Among the entries below, please show each line that carries the word "resting".
-.-.-
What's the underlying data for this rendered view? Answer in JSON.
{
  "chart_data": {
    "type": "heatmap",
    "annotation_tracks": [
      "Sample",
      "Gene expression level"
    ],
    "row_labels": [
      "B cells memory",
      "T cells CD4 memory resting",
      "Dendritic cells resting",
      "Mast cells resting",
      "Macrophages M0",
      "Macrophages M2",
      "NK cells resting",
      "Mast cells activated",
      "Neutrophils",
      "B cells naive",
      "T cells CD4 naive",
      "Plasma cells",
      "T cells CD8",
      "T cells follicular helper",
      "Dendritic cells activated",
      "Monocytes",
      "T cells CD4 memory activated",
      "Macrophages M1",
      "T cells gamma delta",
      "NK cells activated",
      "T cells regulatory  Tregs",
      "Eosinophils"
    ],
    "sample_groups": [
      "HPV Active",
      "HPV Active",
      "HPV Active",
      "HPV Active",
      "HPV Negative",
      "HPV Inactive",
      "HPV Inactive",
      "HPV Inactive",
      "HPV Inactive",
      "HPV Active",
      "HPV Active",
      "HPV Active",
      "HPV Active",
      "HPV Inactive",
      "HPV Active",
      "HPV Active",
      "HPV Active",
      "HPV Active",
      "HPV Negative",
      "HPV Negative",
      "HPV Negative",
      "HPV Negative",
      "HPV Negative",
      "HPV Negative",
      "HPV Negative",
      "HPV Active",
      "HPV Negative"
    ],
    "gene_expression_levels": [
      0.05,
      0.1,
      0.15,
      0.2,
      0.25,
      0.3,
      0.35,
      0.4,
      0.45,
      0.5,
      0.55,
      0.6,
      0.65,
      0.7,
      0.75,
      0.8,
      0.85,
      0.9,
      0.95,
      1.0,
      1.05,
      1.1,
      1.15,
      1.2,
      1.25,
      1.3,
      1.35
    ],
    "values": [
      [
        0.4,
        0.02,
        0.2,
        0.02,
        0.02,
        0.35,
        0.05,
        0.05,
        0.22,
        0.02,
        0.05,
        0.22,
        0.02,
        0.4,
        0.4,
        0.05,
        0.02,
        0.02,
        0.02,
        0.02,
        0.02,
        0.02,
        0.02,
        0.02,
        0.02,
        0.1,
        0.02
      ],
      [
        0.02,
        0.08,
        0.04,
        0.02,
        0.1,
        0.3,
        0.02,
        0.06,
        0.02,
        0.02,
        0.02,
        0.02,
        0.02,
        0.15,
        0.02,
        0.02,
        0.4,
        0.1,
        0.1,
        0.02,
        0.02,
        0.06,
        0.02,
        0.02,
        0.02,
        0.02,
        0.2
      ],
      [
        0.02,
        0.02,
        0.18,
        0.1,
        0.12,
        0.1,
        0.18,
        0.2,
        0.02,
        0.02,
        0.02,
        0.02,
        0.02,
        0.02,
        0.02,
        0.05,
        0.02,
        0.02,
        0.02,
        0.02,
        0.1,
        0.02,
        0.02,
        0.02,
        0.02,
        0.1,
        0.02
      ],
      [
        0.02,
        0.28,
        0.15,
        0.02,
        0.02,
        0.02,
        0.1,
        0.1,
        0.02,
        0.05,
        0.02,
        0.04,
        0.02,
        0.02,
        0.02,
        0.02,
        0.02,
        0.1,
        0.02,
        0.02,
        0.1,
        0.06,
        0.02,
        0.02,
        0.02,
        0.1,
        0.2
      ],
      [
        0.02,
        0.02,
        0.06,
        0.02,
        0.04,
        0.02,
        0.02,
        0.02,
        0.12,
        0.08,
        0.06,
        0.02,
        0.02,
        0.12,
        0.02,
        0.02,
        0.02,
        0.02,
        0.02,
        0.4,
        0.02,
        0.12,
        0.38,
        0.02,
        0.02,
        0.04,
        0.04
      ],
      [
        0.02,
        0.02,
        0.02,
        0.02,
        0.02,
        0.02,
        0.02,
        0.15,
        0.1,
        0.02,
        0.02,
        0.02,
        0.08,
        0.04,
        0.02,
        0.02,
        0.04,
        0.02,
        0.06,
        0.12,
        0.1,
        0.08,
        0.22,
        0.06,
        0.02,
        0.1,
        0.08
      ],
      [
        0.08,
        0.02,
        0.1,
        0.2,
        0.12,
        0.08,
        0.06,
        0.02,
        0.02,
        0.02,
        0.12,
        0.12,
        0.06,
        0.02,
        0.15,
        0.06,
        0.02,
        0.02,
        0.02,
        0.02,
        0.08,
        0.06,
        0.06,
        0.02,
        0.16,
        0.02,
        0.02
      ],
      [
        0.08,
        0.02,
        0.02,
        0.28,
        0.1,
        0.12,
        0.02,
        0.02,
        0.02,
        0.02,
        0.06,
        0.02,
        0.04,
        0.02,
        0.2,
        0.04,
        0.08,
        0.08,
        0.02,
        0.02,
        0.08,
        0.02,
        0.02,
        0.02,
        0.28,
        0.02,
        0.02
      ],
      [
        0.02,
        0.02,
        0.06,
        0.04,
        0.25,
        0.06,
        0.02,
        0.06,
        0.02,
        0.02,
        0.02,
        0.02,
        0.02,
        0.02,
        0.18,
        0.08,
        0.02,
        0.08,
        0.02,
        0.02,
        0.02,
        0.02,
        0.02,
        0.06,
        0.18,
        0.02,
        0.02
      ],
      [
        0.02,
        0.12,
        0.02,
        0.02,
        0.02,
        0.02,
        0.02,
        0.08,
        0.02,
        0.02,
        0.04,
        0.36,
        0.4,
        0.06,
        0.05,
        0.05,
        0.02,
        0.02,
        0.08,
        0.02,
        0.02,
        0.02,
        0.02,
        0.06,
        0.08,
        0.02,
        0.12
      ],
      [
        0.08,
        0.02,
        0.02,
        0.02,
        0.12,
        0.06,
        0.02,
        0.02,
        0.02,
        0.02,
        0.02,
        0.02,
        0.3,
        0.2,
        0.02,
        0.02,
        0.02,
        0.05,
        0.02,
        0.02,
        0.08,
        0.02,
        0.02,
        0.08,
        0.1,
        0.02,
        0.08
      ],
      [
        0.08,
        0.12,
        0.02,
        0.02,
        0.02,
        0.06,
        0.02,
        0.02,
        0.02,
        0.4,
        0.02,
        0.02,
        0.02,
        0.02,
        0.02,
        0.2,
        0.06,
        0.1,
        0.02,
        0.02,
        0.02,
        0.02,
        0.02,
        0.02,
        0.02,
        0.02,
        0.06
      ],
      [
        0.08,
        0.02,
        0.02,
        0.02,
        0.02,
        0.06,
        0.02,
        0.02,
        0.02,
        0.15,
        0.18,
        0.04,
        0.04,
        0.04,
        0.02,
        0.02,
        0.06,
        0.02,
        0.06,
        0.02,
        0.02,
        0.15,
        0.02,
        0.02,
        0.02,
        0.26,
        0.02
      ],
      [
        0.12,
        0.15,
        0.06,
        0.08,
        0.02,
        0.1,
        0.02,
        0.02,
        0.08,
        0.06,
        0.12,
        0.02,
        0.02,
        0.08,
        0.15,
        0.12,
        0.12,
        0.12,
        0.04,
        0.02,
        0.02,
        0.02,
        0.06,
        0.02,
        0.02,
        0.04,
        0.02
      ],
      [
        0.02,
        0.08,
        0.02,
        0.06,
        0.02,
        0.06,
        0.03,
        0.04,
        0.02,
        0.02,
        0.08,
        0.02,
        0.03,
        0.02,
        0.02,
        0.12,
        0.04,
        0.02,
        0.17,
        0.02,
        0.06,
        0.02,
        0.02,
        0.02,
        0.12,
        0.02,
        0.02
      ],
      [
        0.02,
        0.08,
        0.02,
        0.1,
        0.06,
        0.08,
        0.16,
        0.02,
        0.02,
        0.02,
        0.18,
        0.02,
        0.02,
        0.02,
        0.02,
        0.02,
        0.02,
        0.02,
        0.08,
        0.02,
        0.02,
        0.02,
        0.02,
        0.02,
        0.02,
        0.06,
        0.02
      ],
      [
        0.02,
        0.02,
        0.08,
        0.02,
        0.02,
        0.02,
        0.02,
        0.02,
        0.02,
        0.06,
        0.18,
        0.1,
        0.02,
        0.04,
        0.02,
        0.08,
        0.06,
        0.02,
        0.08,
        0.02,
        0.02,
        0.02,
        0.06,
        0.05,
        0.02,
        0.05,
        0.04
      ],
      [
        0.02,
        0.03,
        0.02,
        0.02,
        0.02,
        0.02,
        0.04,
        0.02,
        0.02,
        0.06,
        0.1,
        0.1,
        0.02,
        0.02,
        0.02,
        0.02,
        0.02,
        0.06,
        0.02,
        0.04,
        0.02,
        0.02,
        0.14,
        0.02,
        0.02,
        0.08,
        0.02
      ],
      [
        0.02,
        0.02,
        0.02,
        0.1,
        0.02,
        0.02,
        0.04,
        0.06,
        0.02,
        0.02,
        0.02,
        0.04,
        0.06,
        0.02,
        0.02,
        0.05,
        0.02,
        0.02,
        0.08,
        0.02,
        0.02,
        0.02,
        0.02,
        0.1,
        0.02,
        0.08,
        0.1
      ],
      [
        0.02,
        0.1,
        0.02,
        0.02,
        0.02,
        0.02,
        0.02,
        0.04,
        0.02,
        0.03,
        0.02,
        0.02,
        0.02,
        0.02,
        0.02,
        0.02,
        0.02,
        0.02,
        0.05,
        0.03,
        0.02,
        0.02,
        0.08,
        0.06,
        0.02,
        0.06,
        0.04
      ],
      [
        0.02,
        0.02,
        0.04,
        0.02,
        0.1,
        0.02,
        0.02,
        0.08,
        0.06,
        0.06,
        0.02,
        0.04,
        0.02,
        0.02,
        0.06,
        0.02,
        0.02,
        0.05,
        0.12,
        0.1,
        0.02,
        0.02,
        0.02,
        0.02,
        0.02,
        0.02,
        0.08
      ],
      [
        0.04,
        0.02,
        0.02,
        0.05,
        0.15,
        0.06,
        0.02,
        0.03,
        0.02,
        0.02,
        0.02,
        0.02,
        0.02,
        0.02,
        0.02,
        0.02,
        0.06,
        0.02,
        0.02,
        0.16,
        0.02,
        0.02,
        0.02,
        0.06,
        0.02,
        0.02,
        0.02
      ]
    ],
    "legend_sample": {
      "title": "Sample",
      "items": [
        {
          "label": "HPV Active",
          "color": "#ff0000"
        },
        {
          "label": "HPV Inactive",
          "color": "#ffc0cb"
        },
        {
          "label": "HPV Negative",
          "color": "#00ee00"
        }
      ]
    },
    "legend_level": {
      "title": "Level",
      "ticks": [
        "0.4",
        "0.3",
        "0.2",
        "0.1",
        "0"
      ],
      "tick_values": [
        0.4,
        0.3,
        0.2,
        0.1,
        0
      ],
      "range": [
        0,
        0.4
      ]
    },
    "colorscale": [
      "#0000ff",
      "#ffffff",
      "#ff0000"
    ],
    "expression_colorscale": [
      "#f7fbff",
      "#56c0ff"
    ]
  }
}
-.-.-
## Response to the exercise
      "T cells CD4 memory resting",
      "Dendritic cells resting",
      "Mast cells resting",
      "NK cells resting",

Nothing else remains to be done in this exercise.